What to work on
Gather all lines with "storage" from the records.

==== Task input ====

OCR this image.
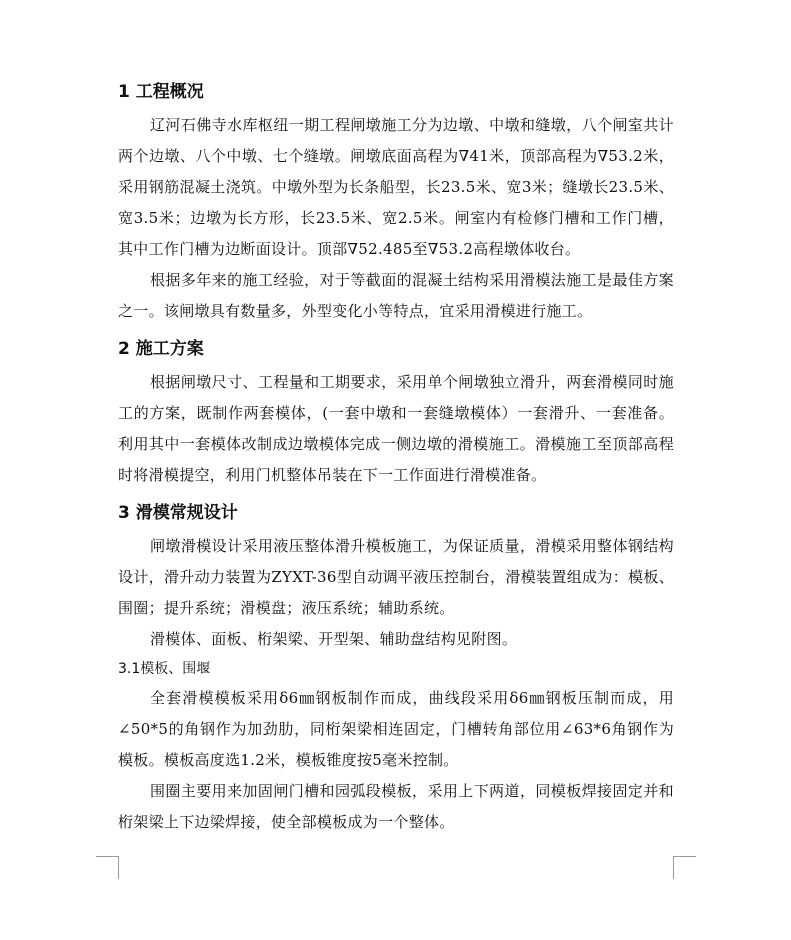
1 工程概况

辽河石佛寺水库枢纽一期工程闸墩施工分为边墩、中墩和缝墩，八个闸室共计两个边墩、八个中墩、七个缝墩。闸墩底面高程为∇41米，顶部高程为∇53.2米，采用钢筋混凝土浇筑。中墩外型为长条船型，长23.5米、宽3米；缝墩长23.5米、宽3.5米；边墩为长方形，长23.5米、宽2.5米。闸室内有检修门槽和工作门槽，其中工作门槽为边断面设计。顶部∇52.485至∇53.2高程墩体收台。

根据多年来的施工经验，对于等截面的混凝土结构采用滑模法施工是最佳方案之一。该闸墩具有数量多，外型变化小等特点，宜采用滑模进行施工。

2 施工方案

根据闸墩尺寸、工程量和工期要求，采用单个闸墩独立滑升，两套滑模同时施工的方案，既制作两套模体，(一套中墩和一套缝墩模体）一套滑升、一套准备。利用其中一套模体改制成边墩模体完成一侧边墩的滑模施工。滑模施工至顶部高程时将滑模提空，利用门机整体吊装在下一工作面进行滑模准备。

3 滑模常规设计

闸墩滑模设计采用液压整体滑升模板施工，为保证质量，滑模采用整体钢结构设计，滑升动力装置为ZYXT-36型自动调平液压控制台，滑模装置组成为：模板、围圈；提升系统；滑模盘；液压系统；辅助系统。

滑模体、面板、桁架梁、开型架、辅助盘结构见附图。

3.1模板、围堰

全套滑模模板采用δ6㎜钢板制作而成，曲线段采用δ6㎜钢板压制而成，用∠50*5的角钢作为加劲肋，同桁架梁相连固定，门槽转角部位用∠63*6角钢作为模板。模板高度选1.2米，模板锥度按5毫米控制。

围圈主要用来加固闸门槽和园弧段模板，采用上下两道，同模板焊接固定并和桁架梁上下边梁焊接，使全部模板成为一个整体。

====
==== Task input ====

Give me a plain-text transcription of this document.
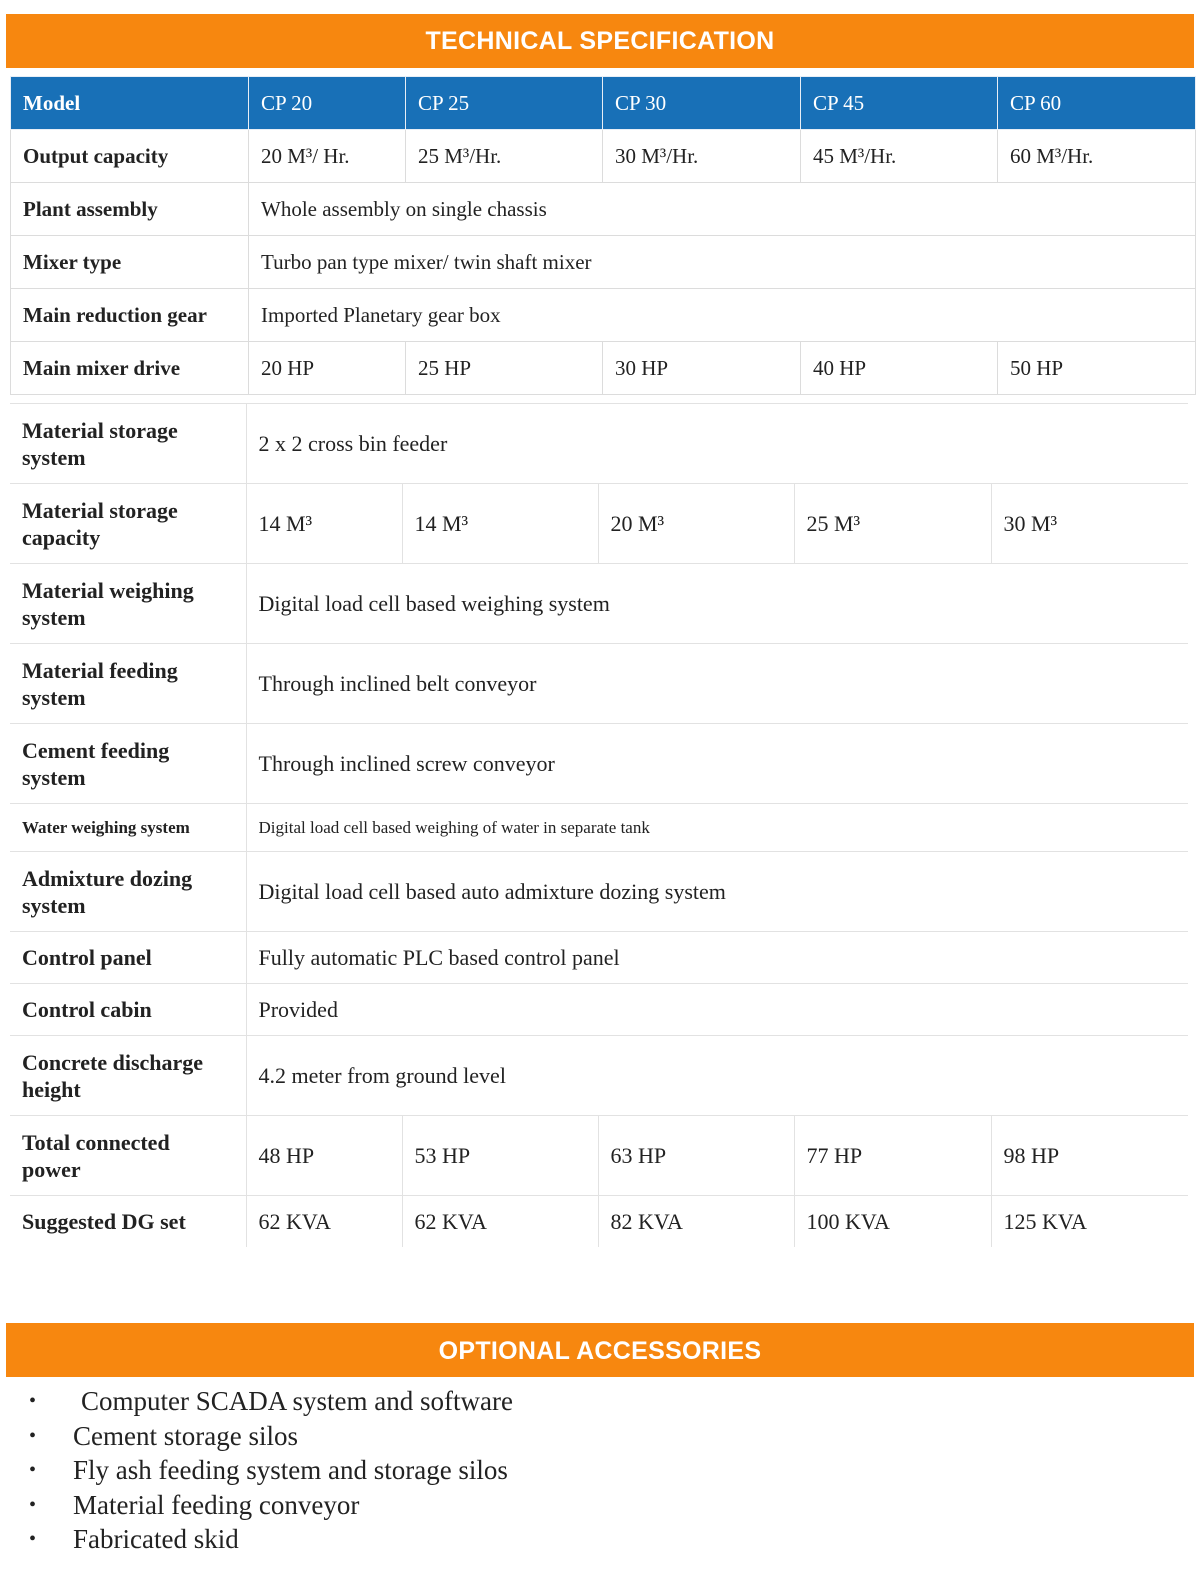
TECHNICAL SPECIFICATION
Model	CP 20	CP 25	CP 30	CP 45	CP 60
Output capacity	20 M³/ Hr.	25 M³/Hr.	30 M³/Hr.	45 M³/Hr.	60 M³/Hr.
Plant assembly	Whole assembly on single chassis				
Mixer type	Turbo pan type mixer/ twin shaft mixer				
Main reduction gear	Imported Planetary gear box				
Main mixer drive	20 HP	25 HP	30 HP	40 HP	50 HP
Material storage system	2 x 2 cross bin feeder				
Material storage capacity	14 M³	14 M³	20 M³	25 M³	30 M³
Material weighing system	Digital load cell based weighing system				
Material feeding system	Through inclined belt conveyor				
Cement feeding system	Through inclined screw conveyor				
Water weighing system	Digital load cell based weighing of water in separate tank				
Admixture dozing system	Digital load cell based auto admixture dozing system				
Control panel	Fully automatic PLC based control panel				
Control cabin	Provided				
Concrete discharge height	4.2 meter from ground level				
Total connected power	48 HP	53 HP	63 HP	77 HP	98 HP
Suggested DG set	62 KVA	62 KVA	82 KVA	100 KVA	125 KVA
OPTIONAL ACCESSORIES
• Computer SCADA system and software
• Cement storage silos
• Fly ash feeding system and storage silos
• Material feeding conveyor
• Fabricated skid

====

Answer to the problem
Material storage system	2 x 2 cross bin feeder				
Material storage capacity	14 M³	14 M³	20 M³	25 M³	30 M³
• Cement storage silos
• Fly ash feeding system and storage silos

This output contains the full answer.